__Source data__
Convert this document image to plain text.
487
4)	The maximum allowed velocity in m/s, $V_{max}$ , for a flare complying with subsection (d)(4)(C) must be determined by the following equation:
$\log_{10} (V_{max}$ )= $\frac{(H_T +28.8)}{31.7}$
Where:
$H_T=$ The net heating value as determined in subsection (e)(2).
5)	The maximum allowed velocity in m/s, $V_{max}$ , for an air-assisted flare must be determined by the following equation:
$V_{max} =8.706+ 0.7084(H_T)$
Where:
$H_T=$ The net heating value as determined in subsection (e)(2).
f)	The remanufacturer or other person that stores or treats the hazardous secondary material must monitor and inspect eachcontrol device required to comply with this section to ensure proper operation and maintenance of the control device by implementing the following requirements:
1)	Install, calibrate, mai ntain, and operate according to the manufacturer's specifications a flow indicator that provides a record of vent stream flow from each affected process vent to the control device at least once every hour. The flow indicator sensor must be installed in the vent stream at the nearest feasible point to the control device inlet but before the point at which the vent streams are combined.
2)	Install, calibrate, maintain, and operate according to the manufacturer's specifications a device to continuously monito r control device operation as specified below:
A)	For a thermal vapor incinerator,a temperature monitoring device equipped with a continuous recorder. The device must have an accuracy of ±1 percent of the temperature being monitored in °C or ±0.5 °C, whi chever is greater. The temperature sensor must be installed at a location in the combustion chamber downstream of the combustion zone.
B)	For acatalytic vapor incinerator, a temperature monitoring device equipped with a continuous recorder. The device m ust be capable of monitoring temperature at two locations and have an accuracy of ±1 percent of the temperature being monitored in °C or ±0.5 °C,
---
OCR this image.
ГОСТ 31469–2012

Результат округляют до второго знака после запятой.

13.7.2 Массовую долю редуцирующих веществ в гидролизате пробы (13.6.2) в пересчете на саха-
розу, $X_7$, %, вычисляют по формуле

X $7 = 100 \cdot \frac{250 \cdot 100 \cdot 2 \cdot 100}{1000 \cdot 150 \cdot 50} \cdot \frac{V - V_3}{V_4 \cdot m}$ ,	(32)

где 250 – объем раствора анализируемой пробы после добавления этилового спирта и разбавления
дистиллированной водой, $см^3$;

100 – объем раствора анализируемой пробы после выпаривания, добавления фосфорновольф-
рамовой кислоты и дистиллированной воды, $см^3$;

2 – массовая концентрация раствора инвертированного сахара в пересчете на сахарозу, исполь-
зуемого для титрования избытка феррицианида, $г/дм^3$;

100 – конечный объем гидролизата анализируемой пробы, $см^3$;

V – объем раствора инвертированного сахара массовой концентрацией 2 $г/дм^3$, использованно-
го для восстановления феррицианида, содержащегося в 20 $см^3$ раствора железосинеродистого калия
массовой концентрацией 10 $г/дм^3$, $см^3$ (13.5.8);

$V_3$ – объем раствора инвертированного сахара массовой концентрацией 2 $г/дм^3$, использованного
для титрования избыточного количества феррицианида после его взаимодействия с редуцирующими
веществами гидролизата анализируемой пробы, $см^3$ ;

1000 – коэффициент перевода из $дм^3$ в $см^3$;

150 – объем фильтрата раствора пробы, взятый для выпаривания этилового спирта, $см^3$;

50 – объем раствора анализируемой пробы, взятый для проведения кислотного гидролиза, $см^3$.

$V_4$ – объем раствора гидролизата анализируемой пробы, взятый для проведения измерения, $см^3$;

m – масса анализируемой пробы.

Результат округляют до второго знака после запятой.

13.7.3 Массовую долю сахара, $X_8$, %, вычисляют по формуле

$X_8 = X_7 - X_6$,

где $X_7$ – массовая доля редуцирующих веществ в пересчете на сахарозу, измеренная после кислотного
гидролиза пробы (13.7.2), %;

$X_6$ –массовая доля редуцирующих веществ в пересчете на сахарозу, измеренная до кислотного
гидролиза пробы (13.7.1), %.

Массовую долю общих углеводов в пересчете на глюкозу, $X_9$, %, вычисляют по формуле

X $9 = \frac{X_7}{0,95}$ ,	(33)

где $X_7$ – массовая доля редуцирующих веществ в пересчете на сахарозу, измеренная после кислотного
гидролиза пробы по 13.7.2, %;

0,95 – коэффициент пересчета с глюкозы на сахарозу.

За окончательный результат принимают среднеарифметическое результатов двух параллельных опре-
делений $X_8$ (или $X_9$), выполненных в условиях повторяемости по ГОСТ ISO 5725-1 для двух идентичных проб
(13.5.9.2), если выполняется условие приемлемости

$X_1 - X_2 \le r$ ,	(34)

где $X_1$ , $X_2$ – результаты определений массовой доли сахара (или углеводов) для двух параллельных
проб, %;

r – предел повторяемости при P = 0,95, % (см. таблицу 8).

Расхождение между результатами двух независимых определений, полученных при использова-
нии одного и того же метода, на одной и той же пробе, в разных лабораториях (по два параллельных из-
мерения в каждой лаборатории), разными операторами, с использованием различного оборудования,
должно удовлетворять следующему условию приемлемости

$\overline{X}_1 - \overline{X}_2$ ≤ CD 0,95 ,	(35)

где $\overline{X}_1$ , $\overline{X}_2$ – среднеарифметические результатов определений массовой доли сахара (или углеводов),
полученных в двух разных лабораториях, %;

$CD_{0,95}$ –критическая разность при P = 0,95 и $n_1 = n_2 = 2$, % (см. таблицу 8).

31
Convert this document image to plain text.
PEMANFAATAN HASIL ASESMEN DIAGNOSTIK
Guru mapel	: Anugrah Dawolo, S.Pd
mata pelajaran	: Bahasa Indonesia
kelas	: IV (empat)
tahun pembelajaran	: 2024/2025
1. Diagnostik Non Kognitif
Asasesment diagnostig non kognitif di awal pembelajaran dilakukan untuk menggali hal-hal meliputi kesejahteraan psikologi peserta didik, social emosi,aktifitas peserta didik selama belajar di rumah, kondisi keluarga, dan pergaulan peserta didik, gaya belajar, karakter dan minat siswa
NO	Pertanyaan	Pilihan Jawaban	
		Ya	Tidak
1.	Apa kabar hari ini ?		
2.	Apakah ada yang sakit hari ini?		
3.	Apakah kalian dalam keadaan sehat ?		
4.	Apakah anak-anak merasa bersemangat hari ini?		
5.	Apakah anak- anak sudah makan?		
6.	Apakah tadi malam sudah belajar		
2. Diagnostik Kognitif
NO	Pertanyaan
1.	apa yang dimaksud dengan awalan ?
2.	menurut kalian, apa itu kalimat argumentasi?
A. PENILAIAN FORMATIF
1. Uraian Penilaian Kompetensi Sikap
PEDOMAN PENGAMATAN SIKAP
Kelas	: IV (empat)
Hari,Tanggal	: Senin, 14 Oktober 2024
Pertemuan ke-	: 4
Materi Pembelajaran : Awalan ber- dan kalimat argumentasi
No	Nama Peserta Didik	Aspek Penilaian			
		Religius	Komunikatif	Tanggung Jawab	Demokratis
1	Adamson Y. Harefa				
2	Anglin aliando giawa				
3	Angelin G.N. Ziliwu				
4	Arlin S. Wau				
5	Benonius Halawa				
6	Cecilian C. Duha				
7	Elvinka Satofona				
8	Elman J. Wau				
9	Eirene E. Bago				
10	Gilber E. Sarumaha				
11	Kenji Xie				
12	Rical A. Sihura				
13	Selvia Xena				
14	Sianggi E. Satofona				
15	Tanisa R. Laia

__Problem statement__
The lines to collect are those holding the string "взятый"; copy them all.

__Full response__
150 – объем фильтрата раствора пробы, взятый для выпаривания этилового спирта, $см^3$;
50 – объем раствора анализируемой пробы, взятый для проведения кислотного гидролиза, $см^3$.
$V_4$ – объем раствора гидролизата анализируемой пробы, взятый для проведения измерения, $см^3$;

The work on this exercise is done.